== Exercise prompt ==
Find and copy lines holding "name".

● ● ● ● ● ● ●

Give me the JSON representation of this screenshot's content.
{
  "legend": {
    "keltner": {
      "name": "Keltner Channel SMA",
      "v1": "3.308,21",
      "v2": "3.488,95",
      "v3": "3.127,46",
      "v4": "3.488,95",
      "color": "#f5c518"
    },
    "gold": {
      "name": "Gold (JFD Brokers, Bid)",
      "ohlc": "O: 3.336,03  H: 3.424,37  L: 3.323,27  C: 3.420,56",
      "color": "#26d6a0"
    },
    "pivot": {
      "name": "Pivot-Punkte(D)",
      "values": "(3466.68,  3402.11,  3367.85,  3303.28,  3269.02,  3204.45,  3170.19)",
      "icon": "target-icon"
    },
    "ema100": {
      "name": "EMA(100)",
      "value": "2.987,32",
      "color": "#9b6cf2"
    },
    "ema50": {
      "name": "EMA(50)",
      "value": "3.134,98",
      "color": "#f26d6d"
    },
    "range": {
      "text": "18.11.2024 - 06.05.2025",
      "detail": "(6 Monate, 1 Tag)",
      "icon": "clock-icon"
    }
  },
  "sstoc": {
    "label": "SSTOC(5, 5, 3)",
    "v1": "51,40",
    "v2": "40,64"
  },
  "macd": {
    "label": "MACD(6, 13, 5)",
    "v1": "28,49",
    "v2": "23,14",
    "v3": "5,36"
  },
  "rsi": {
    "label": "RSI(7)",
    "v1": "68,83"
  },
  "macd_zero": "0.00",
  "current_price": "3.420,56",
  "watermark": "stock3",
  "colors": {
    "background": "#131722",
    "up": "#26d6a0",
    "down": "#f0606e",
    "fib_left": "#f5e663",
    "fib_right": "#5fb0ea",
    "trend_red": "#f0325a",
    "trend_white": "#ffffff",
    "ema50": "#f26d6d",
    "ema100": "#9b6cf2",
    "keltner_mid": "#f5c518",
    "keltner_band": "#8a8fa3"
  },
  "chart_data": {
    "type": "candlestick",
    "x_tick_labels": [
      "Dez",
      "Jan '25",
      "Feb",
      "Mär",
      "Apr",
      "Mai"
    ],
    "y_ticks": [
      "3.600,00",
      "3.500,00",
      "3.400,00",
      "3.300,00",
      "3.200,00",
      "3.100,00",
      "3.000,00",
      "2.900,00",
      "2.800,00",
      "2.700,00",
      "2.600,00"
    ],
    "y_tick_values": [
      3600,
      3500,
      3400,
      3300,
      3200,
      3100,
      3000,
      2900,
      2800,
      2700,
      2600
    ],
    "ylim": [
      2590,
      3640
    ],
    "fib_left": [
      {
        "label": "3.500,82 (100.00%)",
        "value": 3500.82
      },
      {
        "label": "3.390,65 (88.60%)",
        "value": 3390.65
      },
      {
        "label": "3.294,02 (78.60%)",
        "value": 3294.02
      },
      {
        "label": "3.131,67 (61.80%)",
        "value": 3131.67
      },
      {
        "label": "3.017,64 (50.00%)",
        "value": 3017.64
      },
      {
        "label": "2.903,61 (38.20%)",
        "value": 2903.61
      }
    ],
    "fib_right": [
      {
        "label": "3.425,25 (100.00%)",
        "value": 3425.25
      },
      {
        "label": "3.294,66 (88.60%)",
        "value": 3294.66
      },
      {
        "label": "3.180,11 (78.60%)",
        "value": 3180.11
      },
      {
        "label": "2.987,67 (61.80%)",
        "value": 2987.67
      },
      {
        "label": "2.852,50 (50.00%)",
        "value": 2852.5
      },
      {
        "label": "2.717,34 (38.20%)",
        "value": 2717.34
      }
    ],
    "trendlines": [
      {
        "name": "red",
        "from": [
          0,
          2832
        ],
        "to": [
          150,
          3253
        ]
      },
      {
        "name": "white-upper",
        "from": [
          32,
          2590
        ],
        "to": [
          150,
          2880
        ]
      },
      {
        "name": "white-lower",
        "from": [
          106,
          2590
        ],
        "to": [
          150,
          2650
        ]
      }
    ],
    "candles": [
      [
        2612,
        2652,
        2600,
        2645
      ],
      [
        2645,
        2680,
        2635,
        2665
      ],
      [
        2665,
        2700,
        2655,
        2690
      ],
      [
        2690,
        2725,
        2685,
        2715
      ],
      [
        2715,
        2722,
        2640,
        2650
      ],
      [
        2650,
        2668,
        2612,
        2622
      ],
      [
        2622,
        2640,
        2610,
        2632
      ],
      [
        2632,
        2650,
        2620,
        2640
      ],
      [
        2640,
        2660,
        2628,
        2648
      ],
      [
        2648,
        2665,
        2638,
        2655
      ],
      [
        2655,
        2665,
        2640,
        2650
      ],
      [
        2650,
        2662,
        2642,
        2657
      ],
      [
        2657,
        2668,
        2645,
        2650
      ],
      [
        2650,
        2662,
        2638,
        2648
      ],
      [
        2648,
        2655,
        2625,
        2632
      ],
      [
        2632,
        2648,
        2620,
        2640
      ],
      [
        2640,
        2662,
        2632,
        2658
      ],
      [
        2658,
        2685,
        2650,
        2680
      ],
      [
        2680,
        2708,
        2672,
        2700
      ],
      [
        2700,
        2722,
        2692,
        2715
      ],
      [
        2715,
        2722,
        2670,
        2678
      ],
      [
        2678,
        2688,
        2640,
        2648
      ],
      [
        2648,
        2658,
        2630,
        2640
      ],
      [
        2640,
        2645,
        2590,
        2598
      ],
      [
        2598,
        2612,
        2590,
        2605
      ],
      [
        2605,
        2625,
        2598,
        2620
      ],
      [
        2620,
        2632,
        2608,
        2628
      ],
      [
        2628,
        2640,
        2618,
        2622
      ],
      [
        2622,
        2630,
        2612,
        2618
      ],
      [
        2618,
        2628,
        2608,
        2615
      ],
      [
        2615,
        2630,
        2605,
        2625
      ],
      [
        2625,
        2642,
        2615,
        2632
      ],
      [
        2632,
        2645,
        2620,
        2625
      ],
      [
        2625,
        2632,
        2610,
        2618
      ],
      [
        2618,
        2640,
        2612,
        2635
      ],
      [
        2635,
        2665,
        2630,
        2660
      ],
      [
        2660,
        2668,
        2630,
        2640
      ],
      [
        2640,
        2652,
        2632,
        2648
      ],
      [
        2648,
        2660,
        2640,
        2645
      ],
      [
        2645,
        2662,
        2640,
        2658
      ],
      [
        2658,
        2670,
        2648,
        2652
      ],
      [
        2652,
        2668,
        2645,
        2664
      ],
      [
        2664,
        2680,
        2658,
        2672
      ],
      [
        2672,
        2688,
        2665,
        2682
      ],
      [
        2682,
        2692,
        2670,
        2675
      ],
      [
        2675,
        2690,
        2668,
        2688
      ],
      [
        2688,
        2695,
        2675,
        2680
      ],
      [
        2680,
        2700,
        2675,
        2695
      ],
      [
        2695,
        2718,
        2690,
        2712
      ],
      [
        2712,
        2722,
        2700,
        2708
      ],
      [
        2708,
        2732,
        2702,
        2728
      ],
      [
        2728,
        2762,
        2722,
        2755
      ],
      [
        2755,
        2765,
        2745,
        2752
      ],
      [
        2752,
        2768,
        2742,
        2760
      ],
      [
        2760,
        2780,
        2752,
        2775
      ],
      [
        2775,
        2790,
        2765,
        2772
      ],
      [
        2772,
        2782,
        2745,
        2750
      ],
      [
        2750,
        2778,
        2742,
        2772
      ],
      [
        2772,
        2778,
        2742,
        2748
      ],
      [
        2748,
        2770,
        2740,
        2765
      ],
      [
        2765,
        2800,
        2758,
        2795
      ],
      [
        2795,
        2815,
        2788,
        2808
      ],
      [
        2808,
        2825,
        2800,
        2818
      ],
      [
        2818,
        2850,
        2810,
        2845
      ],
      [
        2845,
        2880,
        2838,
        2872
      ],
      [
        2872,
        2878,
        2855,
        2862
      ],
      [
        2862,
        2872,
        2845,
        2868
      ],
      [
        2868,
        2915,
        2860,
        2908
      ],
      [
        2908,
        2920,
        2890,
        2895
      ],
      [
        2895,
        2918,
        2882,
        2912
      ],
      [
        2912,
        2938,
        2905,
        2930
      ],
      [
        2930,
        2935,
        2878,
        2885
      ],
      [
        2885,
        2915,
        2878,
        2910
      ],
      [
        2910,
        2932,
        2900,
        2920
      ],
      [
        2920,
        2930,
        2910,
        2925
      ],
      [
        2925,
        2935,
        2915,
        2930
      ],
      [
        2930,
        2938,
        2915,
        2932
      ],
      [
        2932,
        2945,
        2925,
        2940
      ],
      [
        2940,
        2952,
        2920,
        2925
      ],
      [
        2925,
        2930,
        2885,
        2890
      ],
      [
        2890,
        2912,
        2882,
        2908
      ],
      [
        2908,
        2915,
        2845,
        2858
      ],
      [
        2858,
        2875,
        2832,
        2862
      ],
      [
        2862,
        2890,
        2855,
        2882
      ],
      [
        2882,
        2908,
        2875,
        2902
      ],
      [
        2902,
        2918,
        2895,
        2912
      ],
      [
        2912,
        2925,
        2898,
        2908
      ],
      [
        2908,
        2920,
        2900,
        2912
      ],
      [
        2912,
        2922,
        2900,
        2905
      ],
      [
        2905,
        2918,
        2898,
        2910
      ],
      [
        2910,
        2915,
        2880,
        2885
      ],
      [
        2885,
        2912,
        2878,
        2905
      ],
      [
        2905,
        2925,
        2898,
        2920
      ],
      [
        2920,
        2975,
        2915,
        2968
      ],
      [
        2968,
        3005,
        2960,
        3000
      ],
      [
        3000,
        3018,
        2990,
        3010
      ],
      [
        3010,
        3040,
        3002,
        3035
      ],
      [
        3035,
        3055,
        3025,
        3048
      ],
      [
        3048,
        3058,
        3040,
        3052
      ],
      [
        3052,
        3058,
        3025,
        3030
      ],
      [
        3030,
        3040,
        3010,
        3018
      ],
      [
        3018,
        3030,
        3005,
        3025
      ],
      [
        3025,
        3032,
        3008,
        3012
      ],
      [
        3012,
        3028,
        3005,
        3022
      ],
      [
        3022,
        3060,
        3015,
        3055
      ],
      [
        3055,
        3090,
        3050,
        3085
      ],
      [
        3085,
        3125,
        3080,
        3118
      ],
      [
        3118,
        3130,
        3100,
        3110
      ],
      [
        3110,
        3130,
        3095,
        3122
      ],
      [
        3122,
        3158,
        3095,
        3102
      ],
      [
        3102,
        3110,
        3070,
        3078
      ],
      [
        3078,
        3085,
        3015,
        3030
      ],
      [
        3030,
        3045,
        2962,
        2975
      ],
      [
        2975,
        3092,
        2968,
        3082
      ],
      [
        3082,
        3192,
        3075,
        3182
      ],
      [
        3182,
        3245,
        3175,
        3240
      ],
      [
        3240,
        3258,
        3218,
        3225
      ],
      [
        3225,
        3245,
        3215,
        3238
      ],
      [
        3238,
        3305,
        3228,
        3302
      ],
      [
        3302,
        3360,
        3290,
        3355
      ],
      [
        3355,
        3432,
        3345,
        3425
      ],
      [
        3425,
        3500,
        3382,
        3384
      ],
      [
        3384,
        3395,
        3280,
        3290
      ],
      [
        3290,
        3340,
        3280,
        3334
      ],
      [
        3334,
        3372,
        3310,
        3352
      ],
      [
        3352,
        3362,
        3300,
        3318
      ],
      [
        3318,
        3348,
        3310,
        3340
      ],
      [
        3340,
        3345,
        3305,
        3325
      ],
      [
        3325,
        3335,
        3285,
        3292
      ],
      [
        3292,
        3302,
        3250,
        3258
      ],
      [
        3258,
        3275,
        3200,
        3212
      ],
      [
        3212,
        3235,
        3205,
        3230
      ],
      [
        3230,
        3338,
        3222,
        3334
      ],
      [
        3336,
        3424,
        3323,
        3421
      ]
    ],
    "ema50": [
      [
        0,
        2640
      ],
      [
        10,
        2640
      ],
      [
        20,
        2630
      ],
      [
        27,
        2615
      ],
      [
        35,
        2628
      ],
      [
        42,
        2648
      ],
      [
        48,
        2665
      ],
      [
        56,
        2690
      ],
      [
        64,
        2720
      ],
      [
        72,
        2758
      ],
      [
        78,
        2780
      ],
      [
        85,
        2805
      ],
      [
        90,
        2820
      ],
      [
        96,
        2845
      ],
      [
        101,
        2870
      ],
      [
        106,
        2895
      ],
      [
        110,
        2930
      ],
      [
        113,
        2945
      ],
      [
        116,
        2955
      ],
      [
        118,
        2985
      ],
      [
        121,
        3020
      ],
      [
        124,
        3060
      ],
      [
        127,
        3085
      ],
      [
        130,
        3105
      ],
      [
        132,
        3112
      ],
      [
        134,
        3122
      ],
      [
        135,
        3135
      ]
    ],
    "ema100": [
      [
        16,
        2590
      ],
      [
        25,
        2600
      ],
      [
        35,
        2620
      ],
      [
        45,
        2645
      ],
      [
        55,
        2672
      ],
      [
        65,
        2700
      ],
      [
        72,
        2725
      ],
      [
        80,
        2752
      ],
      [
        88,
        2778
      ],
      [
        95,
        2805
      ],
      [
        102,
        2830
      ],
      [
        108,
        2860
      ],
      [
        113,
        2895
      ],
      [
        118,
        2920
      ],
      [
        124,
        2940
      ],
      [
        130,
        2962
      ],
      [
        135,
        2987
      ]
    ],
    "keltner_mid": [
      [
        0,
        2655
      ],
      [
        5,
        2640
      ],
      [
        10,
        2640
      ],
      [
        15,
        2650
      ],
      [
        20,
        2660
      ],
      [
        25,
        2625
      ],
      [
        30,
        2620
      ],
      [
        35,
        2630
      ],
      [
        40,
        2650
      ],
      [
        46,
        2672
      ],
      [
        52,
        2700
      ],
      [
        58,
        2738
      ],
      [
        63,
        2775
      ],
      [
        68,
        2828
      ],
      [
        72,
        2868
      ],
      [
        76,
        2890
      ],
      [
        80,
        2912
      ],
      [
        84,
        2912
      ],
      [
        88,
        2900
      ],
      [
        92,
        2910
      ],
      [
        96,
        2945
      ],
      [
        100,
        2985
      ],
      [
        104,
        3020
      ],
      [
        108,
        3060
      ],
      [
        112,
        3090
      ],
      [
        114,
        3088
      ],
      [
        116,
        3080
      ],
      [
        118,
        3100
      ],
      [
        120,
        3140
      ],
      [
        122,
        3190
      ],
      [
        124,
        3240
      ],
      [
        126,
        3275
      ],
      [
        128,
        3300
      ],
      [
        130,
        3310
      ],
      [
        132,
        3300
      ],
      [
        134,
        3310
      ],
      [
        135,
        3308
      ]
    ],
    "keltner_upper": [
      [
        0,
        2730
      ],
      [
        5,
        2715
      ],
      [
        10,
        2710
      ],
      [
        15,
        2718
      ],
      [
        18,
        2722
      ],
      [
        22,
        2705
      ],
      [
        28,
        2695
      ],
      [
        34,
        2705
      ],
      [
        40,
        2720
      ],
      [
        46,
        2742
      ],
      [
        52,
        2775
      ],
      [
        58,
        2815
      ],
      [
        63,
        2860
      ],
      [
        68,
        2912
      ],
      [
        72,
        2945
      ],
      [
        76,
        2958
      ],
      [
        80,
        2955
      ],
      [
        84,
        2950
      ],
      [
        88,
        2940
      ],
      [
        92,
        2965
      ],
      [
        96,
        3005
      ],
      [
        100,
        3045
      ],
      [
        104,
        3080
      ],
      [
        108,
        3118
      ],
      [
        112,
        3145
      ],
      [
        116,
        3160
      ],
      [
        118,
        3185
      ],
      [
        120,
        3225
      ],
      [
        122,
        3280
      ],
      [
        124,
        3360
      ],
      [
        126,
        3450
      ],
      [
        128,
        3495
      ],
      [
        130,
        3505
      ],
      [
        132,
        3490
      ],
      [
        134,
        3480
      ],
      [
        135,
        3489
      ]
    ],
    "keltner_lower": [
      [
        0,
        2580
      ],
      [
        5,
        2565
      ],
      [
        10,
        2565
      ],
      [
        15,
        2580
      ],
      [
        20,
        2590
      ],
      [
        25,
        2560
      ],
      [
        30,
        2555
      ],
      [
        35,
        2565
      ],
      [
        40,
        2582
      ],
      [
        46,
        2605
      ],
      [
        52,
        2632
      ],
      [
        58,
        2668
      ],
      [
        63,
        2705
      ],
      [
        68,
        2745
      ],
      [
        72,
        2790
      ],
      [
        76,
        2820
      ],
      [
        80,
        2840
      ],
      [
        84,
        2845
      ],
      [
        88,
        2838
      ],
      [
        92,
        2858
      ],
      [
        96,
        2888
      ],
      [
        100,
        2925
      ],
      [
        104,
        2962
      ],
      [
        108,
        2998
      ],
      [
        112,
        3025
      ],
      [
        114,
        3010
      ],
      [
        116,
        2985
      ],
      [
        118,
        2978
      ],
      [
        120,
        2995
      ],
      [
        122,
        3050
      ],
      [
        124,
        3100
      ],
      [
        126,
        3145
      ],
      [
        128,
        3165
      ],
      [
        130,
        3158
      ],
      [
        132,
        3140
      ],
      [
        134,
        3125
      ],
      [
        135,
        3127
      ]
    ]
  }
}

● ● ● ● ● ● ●

== Worked solution ==
      "name": "Keltner Channel SMA",
      "name": "Gold (JFD Brokers, Bid)",
      "name": "Pivot-Punkte(D)",
      "name": "EMA(100)",
      "name": "EMA(50)",
        "name": "red",
        "name": "white-upper",
        "name": "white-lower",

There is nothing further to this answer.